***** Extracted records *****
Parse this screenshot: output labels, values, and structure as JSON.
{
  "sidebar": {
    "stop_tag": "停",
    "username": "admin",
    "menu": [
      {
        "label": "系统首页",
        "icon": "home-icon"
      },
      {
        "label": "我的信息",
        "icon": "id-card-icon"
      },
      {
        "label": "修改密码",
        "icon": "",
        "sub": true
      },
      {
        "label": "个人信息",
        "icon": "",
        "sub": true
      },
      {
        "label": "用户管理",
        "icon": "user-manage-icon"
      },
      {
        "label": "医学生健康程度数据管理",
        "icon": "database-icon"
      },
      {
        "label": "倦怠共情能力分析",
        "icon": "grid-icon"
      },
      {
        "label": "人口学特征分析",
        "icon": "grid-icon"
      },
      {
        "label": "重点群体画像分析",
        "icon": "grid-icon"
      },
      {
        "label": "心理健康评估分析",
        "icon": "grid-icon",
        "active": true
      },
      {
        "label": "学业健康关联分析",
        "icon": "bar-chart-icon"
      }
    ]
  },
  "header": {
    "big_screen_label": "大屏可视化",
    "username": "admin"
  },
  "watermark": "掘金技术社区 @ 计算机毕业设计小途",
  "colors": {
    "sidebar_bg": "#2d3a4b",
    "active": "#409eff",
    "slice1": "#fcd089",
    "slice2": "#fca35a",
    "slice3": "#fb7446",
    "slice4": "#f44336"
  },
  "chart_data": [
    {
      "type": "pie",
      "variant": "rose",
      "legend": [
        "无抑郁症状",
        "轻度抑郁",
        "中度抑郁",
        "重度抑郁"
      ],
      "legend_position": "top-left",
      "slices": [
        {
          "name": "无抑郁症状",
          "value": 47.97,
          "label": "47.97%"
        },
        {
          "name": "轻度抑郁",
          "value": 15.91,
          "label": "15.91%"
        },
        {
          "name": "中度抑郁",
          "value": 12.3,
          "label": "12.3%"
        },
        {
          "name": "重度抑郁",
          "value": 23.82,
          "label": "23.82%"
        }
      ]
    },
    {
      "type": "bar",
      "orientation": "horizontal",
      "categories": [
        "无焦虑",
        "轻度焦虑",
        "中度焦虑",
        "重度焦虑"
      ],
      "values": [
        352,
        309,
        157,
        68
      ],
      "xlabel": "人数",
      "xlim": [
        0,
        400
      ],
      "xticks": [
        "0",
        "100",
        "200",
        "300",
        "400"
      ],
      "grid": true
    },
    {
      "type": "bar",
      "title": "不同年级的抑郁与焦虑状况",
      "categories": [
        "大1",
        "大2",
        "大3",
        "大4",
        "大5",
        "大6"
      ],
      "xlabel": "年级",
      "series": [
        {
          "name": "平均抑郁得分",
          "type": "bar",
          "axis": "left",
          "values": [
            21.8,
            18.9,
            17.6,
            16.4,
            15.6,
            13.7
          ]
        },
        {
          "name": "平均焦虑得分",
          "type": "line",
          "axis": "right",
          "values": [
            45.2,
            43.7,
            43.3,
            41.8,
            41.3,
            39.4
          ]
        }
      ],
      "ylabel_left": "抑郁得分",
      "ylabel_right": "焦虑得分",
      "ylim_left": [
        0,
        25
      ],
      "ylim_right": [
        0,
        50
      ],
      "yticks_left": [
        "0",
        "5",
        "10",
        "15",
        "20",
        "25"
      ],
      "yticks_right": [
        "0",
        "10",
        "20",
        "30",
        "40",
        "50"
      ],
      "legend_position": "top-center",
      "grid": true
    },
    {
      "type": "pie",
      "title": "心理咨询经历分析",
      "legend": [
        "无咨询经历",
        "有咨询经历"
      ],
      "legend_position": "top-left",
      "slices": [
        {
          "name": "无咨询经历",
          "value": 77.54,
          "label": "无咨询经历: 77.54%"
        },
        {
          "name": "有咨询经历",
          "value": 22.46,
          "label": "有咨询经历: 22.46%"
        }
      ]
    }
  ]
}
*****
:: What you have to do ::
Reproduce all of the material above word for word.

:: The completed task ::
Parse this screenshot: output labels, values, and structure as JSON.
{
  "sidebar": {
    "stop_tag": "停",
    "username": "admin",
    "menu": [
      {
        "label": "系统首页",
        "icon": "home-icon"
      },
      {
        "label": "我的信息",
        "icon": "id-card-icon"
      },
      {
        "label": "修改密码",
        "icon": "",
        "sub": true
      },
      {
        "label": "个人信息",
        "icon": "",
        "sub": true
      },
      {
        "label": "用户管理",
        "icon": "user-manage-icon"
      },
      {
        "label": "医学生健康程度数据管理",
        "icon": "database-icon"
      },
      {
        "label": "倦怠共情能力分析",
        "icon": "grid-icon"
      },
      {
        "label": "人口学特征分析",
        "icon": "grid-icon"
      },
      {
        "label": "重点群体画像分析",
        "icon": "grid-icon"
      },
      {
        "label": "心理健康评估分析",
        "icon": "grid-icon",
        "active": true
      },
      {
        "label": "学业健康关联分析",
        "icon": "bar-chart-icon"
      }
    ]
  },
  "header": {
    "big_screen_label": "大屏可视化",
    "username": "admin"
  },
  "watermark": "掘金技术社区 @ 计算机毕业设计小途",
  "colors": {
    "sidebar_bg": "#2d3a4b",
    "active": "#409eff",
    "slice1": "#fcd089",
    "slice2": "#fca35a",
    "slice3": "#fb7446",
    "slice4": "#f44336"
  },
  "chart_data": [
    {
      "type": "pie",
      "variant": "rose",
      "legend": [
        "无抑郁症状",
        "轻度抑郁",
        "中度抑郁",
        "重度抑郁"
      ],
      "legend_position": "top-left",
      "slices": [
        {
          "name": "无抑郁症状",
          "value": 47.97,
          "label": "47.97%"
        },
        {
          "name": "轻度抑郁",
          "value": 15.91,
          "label": "15.91%"
        },
        {
          "name": "中度抑郁",
          "value": 12.3,
          "label": "12.3%"
        },
        {
          "name": "重度抑郁",
          "value": 23.82,
          "label": "23.82%"
        }
      ]
    },
    {
      "type": "bar",
      "orientation": "horizontal",
      "categories": [
        "无焦虑",
        "轻度焦虑",
        "中度焦虑",
        "重度焦虑"
      ],
      "values": [
        352,
        309,
        157,
        68
      ],
      "xlabel": "人数",
      "xlim": [
        0,
        400
      ],
      "xticks": [
        "0",
        "100",
        "200",
        "300",
        "400"
      ],
      "grid": true
    },
    {
      "type": "bar",
      "title": "不同年级的抑郁与焦虑状况",
      "categories": [
        "大1",
        "大2",
        "大3",
        "大4",
        "大5",
        "大6"
      ],
      "xlabel": "年级",
      "series": [
        {
          "name": "平均抑郁得分",
          "type": "bar",
          "axis": "left",
          "values": [
            21.8,
            18.9,
            17.6,
            16.4,
            15.6,
            13.7
          ]
        },
        {
          "name": "平均焦虑得分",
          "type": "line",
          "axis": "right",
          "values": [
            45.2,
            43.7,
            43.3,
            41.8,
            41.3,
            39.4
          ]
        }
      ],
      "ylabel_left": "抑郁得分",
      "ylabel_right": "焦虑得分",
      "ylim_left": [
        0,
        25
      ],
      "ylim_right": [
        0,
        50
      ],
      "yticks_left": [
        "0",
        "5",
        "10",
        "15",
        "20",
        "25"
      ],
      "yticks_right": [
        "0",
        "10",
        "20",
        "30",
        "40",
        "50"
      ],
      "legend_position": "top-center",
      "grid": true
    },
    {
      "type": "pie",
      "title": "心理咨询经历分析",
      "legend": [
        "无咨询经历",
        "有咨询经历"
      ],
      "legend_position": "top-left",
      "slices": [
        {
          "name": "无咨询经历",
          "value": 77.54,
          "label": "无咨询经历: 77.54%"
        },
        {
          "name": "有咨询经历",
          "value": 22.46,
          "label": "有咨询经历: 22.46%"
        }
      ]
    }
  ]
}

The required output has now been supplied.